Two new health centres in east Oxford have been given the go-ahead after health managers finalised a £40m deal to finance the projects.

Work on the sites in Manzil Way, off Cowley Road, and Dunnock Way, in Blackbird Leys, will begin early next year after Oxford City NHS Primary Care Trust signed a contract with the Infracare Consortium to fund the scheme.

As reported in the late edition of yesterday's Oxford Mail, the arrangement will also include another super-surgery at a city centre location, which -- although provisionally earmarked for the Radcliffe Infirmary in Woodstock Road -- has yet to be decided.

GPs welcomed the news that the project had been settled, signalling the beginning of a project to provide one-stop health centres replacing outdated surgeries.

Dr Peter von Eichstorff, of East Oxford Health Centre, in Manzil Way, said: "This is great news for patients and our GP practices. We have been working in overcrowded or unsuitable buildings for many years. We're hopeful that these schemes will provide the buildings we desperately need now and for the future."

Stored records:
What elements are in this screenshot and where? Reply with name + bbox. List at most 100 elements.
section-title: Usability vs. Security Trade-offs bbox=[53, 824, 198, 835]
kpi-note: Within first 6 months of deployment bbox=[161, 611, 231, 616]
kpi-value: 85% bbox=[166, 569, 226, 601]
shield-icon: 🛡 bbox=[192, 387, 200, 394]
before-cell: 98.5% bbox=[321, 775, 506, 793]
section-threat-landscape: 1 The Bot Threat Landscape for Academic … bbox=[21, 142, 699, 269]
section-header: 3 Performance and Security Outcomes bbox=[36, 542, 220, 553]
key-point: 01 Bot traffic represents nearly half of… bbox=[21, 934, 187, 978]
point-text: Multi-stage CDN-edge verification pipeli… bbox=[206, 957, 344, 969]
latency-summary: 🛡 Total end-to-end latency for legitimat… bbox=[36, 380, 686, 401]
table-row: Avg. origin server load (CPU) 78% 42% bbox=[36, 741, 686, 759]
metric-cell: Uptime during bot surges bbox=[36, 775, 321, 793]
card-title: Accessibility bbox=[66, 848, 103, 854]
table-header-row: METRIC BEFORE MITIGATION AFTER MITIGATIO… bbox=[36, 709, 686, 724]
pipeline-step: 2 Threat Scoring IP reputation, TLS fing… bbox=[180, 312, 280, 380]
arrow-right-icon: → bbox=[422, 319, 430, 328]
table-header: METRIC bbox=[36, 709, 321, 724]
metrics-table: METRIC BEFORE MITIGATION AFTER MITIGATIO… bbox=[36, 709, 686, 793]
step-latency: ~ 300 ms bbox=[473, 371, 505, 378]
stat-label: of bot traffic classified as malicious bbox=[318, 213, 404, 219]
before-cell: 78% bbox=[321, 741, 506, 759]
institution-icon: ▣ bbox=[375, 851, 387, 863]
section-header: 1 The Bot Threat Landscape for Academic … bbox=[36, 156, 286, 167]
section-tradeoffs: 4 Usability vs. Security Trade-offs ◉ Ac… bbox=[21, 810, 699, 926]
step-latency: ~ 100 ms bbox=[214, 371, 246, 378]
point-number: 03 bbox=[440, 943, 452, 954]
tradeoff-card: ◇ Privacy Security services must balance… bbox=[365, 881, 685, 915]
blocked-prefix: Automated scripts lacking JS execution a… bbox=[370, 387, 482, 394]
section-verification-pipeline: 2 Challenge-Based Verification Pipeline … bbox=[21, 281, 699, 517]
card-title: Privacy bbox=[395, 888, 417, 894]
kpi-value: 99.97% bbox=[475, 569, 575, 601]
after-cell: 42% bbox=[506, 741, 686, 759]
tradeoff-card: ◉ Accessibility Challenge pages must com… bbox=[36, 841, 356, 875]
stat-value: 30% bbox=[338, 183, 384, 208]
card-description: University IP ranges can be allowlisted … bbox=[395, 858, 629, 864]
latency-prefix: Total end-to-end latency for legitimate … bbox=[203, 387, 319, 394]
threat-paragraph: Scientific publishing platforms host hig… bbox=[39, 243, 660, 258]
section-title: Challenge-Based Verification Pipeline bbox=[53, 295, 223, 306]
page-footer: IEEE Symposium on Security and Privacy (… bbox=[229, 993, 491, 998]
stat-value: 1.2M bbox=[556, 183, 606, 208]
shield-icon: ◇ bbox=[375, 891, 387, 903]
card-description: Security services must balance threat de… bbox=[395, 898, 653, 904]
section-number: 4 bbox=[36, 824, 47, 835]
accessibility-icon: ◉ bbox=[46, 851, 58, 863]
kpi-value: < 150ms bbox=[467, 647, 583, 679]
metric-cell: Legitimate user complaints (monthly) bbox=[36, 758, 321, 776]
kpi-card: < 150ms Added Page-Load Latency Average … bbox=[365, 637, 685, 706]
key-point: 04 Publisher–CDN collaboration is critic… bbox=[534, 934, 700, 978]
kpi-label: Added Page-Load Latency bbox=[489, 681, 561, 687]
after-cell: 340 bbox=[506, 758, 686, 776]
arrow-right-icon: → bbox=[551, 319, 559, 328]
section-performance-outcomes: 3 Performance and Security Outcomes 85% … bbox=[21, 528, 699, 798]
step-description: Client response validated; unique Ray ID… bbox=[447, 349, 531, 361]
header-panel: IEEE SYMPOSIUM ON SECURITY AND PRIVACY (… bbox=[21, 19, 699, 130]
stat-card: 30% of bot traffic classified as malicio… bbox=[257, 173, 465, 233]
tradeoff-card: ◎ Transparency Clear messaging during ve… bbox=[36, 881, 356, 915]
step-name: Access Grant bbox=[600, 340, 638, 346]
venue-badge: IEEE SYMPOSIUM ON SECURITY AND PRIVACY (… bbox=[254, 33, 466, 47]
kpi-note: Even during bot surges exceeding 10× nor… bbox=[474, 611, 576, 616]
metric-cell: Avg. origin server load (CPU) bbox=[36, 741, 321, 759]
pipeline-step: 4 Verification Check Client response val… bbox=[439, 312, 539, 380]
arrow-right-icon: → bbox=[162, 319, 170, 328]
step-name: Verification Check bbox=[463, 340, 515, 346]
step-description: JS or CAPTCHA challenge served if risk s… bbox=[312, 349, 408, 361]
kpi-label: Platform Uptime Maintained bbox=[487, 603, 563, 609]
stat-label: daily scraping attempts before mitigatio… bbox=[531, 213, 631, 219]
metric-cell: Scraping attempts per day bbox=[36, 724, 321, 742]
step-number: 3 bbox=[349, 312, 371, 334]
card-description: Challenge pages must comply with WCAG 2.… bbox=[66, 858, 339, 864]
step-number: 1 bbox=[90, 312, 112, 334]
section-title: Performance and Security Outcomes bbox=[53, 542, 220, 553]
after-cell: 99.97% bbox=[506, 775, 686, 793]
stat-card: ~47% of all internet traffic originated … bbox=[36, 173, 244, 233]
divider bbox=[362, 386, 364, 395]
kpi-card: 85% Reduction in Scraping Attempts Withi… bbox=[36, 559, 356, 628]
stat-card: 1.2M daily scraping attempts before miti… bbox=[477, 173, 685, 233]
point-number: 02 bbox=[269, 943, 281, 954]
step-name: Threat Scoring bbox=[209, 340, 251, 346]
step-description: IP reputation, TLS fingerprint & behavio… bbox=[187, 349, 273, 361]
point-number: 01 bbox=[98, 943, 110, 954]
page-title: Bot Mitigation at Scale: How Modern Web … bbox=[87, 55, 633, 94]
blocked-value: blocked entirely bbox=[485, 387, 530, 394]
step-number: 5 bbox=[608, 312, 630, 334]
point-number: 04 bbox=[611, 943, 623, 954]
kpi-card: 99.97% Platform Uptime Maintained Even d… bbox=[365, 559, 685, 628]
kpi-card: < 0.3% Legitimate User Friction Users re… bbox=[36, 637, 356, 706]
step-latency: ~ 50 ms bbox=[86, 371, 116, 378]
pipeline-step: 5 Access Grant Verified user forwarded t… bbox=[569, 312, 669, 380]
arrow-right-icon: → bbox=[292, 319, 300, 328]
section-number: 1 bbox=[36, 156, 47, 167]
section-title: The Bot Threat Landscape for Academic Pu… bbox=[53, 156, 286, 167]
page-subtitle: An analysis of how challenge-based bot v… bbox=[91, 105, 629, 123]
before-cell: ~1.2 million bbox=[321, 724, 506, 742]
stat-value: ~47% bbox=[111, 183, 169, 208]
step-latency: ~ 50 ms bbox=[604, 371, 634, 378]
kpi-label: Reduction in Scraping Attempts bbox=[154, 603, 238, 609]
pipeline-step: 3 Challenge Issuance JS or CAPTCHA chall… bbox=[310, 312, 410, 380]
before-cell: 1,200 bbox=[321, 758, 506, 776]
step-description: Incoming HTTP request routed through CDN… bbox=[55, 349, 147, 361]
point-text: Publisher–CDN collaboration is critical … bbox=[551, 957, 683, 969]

**Work request 1:**
In the article about the east Oxford health centres, which consortium signed the contract with Oxford City NHS Primary Care Trust?
**Work request 2:**
Go on with the article about the east Oxford health centres, starting after its final sentence.
The records were taken from a different source than the article.

**Task result 1:**
The Infracare Consortium.

**Task result 2:**
The site in Manzil Way will provide a base for GP surgeries, a dental practice, a community nursing unit, social services, physiotherapy, a pharmacy, key worker housing and a community cafe.

Doctors will move to Raglan House, in Temple Cowley, until the new buildings are ready in September 2006.

The work in Blackbird Leys is scheduled to start in February and be completed by January 2006. The new centre will house the GP practice in Blackbird Leys Road, along with a range of other community health services and a children's day nursery.

The contract between the PCT and Infracare Consortium is part of the Government's Local Improvement Finance Trust scheme, known as Lift, which works in a similar way to the Private Finance Initiatives to build new hospitals.

The PCT will pay rent to the consortium for 25 years, before the building is handed over to the NHS. Critics claim the rent payments will take priority over patient services.

PCT chief executive Andrea Young said: "This is an important milestone in the first phase of developing our local health and social care services.

"Lift provides us with an opportunity to build high quality premises we would not otherwise be able to afford."